Stored entries
▼
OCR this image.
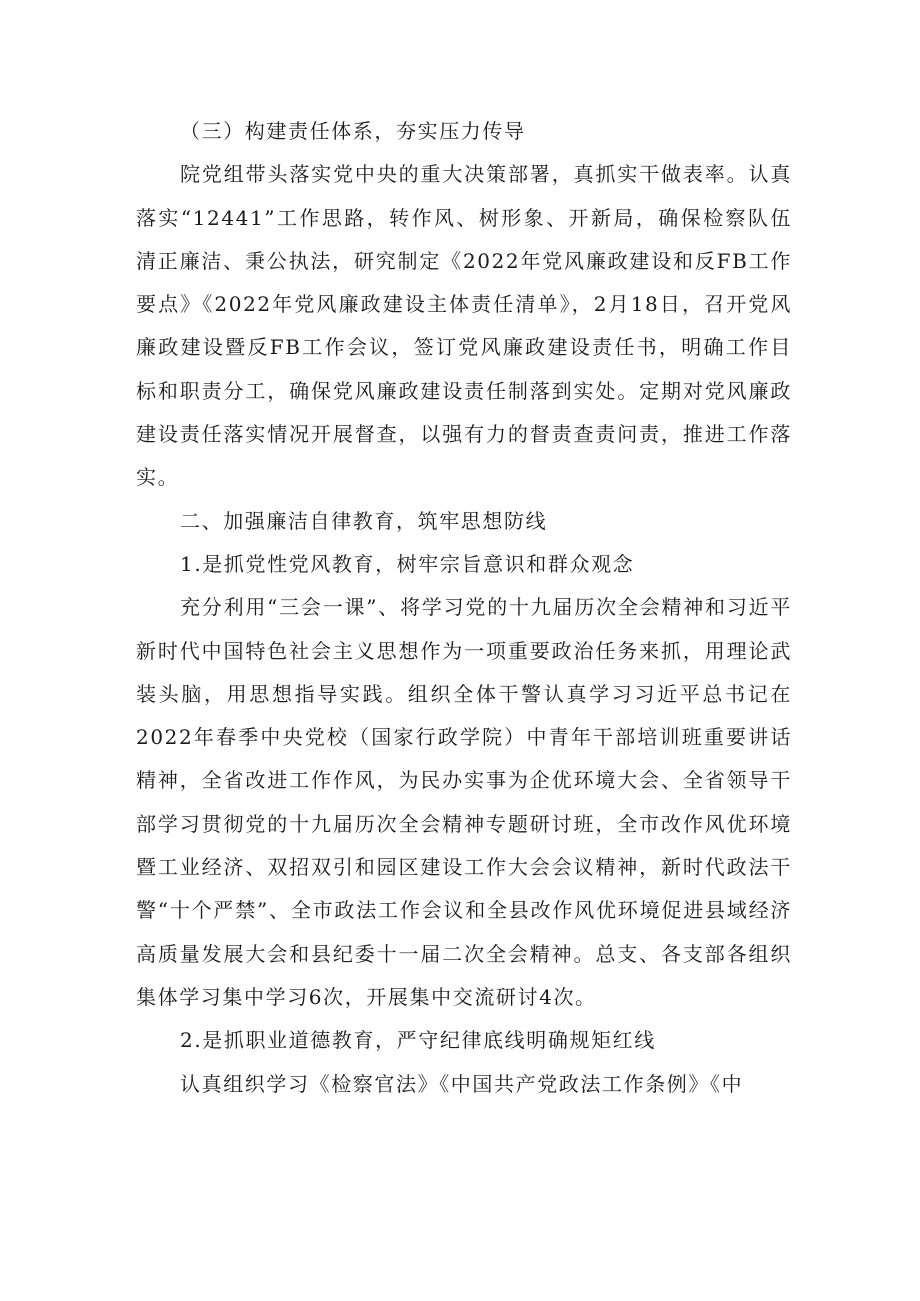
（三）构建责任体系，夯实压力传导

院党组带头落实党中央的重大决策部署，真抓实干做表率。认真落实“12441”工作思路，转作风、树形象、开新局，确保检察队伍清正廉洁、秉公执法，研究制定《2022年党风廉政建设和反FB工作要点》《2022年党风廉政建设主体责任清单》，2月18日，召开党风廉政建设暨反FB工作会议，签订党风廉政建设责任书，明确工作目标和职责分工，确保党风廉政建设责任制落到实处。定期对党风廉政建设责任落实情况开展督查，以强有力的督责查责问责，推进工作落实。

二、加强廉洁自律教育，筑牢思想防线

1.是抓党性党风教育，树牢宗旨意识和群众观念

充分利用“三会一课”、将学习党的十九届历次全会精神和习近平新时代中国特色社会主义思想作为一项重要政治任务来抓，用理论武装头脑，用思想指导实践。组织全体干警认真学习习近平总书记在2022年春季中央党校（国家行政学院）中青年干部培训班重要讲话精神，全省改进工作作风，为民办实事为企优环境大会、全省领导干部学习贯彻党的十九届历次全会精神专题研讨班，全市改作风优环境暨工业经济、双招双引和园区建设工作大会会议精神，新时代政法干警“十个严禁”、全市政法工作会议和全县改作风优环境促进县域经济高质量发展大会和县纪委十一届二次全会精神。总支、各支部各组织集体学习集中学习6次，开展集中交流研讨4次。

2.是抓职业道德教育，严守纪律底线明确规矩红线

认真组织学习《检察官法》《中国共产党政法工作条例》《中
▲
WORK TO BE COMPLETED:
Will you restate every entry word for word and omit the images?

EXERCISE ANSWER:
OCR this image.
（三）构建责任体系，夯实压力传导

院党组带头落实党中央的重大决策部署，真抓实干做表率。认真落实“12441”工作思路，转作风、树形象、开新局，确保检察队伍清正廉洁、秉公执法，研究制定《2022年党风廉政建设和反FB工作要点》《2022年党风廉政建设主体责任清单》，2月18日，召开党风廉政建设暨反FB工作会议，签订党风廉政建设责任书，明确工作目标和职责分工，确保党风廉政建设责任制落到实处。定期对党风廉政建设责任落实情况开展督查，以强有力的督责查责问责，推进工作落实。

二、加强廉洁自律教育，筑牢思想防线

1.是抓党性党风教育，树牢宗旨意识和群众观念

充分利用“三会一课”、将学习党的十九届历次全会精神和习近平新时代中国特色社会主义思想作为一项重要政治任务来抓，用理论武装头脑，用思想指导实践。组织全体干警认真学习习近平总书记在2022年春季中央党校（国家行政学院）中青年干部培训班重要讲话精神，全省改进工作作风，为民办实事为企优环境大会、全省领导干部学习贯彻党的十九届历次全会精神专题研讨班，全市改作风优环境暨工业经济、双招双引和园区建设工作大会会议精神，新时代政法干警“十个严禁”、全市政法工作会议和全县改作风优环境促进县域经济高质量发展大会和县纪委十一届二次全会精神。总支、各支部各组织集体学习集中学习6次，开展集中交流研讨4次。

2.是抓职业道德教育，严守纪律底线明确规矩红线

认真组织学习《检察官法》《中国共产党政法工作条例》《中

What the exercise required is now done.